• [EXERCISE DETAILS]:
Reproduce all records exactly.

• [ENTRIES SHOWN]:
........

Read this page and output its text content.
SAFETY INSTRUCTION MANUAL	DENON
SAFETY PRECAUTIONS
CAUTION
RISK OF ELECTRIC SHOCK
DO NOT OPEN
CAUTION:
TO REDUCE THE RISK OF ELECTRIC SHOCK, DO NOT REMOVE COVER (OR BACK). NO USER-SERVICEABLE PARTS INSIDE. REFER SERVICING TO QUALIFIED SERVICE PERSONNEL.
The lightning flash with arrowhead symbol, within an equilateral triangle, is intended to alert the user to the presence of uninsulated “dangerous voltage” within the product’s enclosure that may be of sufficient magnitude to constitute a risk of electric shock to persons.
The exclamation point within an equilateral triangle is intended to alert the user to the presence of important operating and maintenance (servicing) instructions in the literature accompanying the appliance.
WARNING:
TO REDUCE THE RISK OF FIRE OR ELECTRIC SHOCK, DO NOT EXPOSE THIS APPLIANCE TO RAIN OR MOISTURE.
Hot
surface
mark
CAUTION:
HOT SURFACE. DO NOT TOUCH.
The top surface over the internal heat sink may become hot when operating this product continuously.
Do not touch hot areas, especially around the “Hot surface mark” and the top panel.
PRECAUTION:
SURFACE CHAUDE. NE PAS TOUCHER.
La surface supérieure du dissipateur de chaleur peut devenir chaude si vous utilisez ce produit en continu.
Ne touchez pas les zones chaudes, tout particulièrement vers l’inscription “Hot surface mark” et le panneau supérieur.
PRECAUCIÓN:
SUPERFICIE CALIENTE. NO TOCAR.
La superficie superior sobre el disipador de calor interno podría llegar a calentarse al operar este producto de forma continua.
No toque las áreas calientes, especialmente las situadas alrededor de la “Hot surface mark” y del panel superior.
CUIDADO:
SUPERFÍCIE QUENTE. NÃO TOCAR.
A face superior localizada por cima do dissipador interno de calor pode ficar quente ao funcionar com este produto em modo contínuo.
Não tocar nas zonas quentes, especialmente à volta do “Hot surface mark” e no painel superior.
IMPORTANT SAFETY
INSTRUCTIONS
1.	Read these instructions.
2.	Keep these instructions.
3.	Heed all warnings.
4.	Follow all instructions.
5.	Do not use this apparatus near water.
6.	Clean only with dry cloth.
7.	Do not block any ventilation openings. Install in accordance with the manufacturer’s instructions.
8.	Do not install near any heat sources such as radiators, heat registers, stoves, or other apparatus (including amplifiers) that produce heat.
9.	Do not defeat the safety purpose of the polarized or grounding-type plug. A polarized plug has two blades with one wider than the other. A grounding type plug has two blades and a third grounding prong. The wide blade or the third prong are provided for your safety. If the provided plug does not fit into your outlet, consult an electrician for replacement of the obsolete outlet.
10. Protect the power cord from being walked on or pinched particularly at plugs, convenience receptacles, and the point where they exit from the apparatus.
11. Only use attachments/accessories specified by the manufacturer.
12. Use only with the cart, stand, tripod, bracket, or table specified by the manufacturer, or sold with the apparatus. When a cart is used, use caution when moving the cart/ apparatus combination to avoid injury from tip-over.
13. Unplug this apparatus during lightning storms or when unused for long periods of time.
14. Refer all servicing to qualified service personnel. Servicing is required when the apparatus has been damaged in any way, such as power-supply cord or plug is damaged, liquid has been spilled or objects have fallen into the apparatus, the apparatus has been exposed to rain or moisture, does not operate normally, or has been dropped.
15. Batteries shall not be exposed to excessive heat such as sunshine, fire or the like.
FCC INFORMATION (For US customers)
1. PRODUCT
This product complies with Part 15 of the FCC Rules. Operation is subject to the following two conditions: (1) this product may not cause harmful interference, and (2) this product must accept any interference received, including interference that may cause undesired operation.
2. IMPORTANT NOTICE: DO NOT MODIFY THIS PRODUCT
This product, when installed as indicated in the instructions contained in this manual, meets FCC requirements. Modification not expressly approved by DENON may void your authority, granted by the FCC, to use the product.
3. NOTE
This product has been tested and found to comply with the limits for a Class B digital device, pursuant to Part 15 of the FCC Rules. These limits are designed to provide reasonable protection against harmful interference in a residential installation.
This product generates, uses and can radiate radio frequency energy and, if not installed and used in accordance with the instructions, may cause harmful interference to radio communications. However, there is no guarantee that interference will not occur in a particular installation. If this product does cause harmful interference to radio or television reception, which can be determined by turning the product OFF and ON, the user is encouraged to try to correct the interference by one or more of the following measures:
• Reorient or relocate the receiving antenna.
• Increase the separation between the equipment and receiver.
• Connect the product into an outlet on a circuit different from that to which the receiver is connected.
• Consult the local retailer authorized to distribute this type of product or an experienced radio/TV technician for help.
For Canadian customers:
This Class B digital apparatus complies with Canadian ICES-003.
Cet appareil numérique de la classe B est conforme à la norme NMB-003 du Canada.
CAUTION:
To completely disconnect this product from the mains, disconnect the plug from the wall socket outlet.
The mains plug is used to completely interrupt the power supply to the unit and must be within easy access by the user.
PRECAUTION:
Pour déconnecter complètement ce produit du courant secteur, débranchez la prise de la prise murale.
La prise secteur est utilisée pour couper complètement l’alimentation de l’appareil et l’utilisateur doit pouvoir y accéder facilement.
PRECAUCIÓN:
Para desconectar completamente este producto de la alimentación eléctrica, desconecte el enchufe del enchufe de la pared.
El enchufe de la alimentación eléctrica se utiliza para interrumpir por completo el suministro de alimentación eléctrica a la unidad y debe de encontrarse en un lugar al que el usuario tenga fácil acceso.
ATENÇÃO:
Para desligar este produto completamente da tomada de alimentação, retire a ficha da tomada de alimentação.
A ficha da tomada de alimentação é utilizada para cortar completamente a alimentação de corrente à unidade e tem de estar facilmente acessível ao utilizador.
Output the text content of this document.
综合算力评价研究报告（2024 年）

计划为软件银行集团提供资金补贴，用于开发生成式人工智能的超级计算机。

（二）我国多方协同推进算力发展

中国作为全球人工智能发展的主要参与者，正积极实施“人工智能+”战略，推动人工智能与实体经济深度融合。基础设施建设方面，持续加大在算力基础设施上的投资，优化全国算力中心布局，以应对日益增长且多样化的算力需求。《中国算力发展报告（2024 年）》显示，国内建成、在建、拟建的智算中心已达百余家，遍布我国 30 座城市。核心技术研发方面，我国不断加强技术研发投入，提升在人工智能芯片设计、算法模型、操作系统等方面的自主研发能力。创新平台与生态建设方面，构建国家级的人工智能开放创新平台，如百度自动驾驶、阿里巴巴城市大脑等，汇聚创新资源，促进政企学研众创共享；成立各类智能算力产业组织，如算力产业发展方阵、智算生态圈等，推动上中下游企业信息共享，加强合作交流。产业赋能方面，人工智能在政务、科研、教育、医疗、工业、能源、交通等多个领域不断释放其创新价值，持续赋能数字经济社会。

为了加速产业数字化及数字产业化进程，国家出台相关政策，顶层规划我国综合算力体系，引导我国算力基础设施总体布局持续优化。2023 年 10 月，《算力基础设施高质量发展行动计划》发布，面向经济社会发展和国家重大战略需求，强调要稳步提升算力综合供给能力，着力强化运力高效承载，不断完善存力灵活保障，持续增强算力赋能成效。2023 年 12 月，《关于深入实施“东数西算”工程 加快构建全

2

........

• [THE ANSWER]:
Read this page and output its text content.
SAFETY INSTRUCTION MANUAL	DENON
SAFETY PRECAUTIONS
CAUTION
RISK OF ELECTRIC SHOCK
DO NOT OPEN
CAUTION:
TO REDUCE THE RISK OF ELECTRIC SHOCK, DO NOT REMOVE COVER (OR BACK). NO USER-SERVICEABLE PARTS INSIDE. REFER SERVICING TO QUALIFIED SERVICE PERSONNEL.
The lightning flash with arrowhead symbol, within an equilateral triangle, is intended to alert the user to the presence of uninsulated “dangerous voltage” within the product’s enclosure that may be of sufficient magnitude to constitute a risk of electric shock to persons.
The exclamation point within an equilateral triangle is intended to alert the user to the presence of important operating and maintenance (servicing) instructions in the literature accompanying the appliance.
WARNING:
TO REDUCE THE RISK OF FIRE OR ELECTRIC SHOCK, DO NOT EXPOSE THIS APPLIANCE TO RAIN OR MOISTURE.
Hot
surface
mark
CAUTION:
HOT SURFACE. DO NOT TOUCH.
The top surface over the internal heat sink may become hot when operating this product continuously.
Do not touch hot areas, especially around the “Hot surface mark” and the top panel.
PRECAUTION:
SURFACE CHAUDE. NE PAS TOUCHER.
La surface supérieure du dissipateur de chaleur peut devenir chaude si vous utilisez ce produit en continu.
Ne touchez pas les zones chaudes, tout particulièrement vers l’inscription “Hot surface mark” et le panneau supérieur.
PRECAUCIÓN:
SUPERFICIE CALIENTE. NO TOCAR.
La superficie superior sobre el disipador de calor interno podría llegar a calentarse al operar este producto de forma continua.
No toque las áreas calientes, especialmente las situadas alrededor de la “Hot surface mark” y del panel superior.
CUIDADO:
SUPERFÍCIE QUENTE. NÃO TOCAR.
A face superior localizada por cima do dissipador interno de calor pode ficar quente ao funcionar com este produto em modo contínuo.
Não tocar nas zonas quentes, especialmente à volta do “Hot surface mark” e no painel superior.
IMPORTANT SAFETY
INSTRUCTIONS
1.	Read these instructions.
2.	Keep these instructions.
3.	Heed all warnings.
4.	Follow all instructions.
5.	Do not use this apparatus near water.
6.	Clean only with dry cloth.
7.	Do not block any ventilation openings. Install in accordance with the manufacturer’s instructions.
8.	Do not install near any heat sources such as radiators, heat registers, stoves, or other apparatus (including amplifiers) that produce heat.
9.	Do not defeat the safety purpose of the polarized or grounding-type plug. A polarized plug has two blades with one wider than the other. A grounding type plug has two blades and a third grounding prong. The wide blade or the third prong are provided for your safety. If the provided plug does not fit into your outlet, consult an electrician for replacement of the obsolete outlet.
10. Protect the power cord from being walked on or pinched particularly at plugs, convenience receptacles, and the point where they exit from the apparatus.
11. Only use attachments/accessories specified by the manufacturer.
12. Use only with the cart, stand, tripod, bracket, or table specified by the manufacturer, or sold with the apparatus. When a cart is used, use caution when moving the cart/ apparatus combination to avoid injury from tip-over.
13. Unplug this apparatus during lightning storms or when unused for long periods of time.
14. Refer all servicing to qualified service personnel. Servicing is required when the apparatus has been damaged in any way, such as power-supply cord or plug is damaged, liquid has been spilled or objects have fallen into the apparatus, the apparatus has been exposed to rain or moisture, does not operate normally, or has been dropped.
15. Batteries shall not be exposed to excessive heat such as sunshine, fire or the like.
FCC INFORMATION (For US customers)
1. PRODUCT
This product complies with Part 15 of the FCC Rules. Operation is subject to the following two conditions: (1) this product may not cause harmful interference, and (2) this product must accept any interference received, including interference that may cause undesired operation.
2. IMPORTANT NOTICE: DO NOT MODIFY THIS PRODUCT
This product, when installed as indicated in the instructions contained in this manual, meets FCC requirements. Modification not expressly approved by DENON may void your authority, granted by the FCC, to use the product.
3. NOTE
This product has been tested and found to comply with the limits for a Class B digital device, pursuant to Part 15 of the FCC Rules. These limits are designed to provide reasonable protection against harmful interference in a residential installation.
This product generates, uses and can radiate radio frequency energy and, if not installed and used in accordance with the instructions, may cause harmful interference to radio communications. However, there is no guarantee that interference will not occur in a particular installation. If this product does cause harmful interference to radio or television reception, which can be determined by turning the product OFF and ON, the user is encouraged to try to correct the interference by one or more of the following measures:
• Reorient or relocate the receiving antenna.
• Increase the separation between the equipment and receiver.
• Connect the product into an outlet on a circuit different from that to which the receiver is connected.
• Consult the local retailer authorized to distribute this type of product or an experienced radio/TV technician for help.
For Canadian customers:
This Class B digital apparatus complies with Canadian ICES-003.
Cet appareil numérique de la classe B est conforme à la norme NMB-003 du Canada.
CAUTION:
To completely disconnect this product from the mains, disconnect the plug from the wall socket outlet.
The mains plug is used to completely interrupt the power supply to the unit and must be within easy access by the user.
PRECAUTION:
Pour déconnecter complètement ce produit du courant secteur, débranchez la prise de la prise murale.
La prise secteur est utilisée pour couper complètement l’alimentation de l’appareil et l’utilisateur doit pouvoir y accéder facilement.
PRECAUCIÓN:
Para desconectar completamente este producto de la alimentación eléctrica, desconecte el enchufe del enchufe de la pared.
El enchufe de la alimentación eléctrica se utiliza para interrumpir por completo el suministro de alimentación eléctrica a la unidad y debe de encontrarse en un lugar al que el usuario tenga fácil acceso.
ATENÇÃO:
Para desligar este produto completamente da tomada de alimentação, retire a ficha da tomada de alimentação.
A ficha da tomada de alimentação é utilizada para cortar completamente a alimentação de corrente à unidade e tem de estar facilmente acessível ao utilizador.
Output the text content of this document.
综合算力评价研究报告（2024 年）

计划为软件银行集团提供资金补贴，用于开发生成式人工智能的超级计算机。

（二）我国多方协同推进算力发展

中国作为全球人工智能发展的主要参与者，正积极实施“人工智能+”战略，推动人工智能与实体经济深度融合。基础设施建设方面，持续加大在算力基础设施上的投资，优化全国算力中心布局，以应对日益增长且多样化的算力需求。《中国算力发展报告（2024 年）》显示，国内建成、在建、拟建的智算中心已达百余家，遍布我国 30 座城市。核心技术研发方面，我国不断加强技术研发投入，提升在人工智能芯片设计、算法模型、操作系统等方面的自主研发能力。创新平台与生态建设方面，构建国家级的人工智能开放创新平台，如百度自动驾驶、阿里巴巴城市大脑等，汇聚创新资源，促进政企学研众创共享；成立各类智能算力产业组织，如算力产业发展方阵、智算生态圈等，推动上中下游企业信息共享，加强合作交流。产业赋能方面，人工智能在政务、科研、教育、医疗、工业、能源、交通等多个领域不断释放其创新价值，持续赋能数字经济社会。

为了加速产业数字化及数字产业化进程，国家出台相关政策，顶层规划我国综合算力体系，引导我国算力基础设施总体布局持续优化。2023 年 10 月，《算力基础设施高质量发展行动计划》发布，面向经济社会发展和国家重大战略需求，强调要稳步提升算力综合供给能力，着力强化运力高效承载，不断完善存力灵活保障，持续增强算力赋能成效。2023 年 12 月，《关于深入实施“东数西算”工程 加快构建全

2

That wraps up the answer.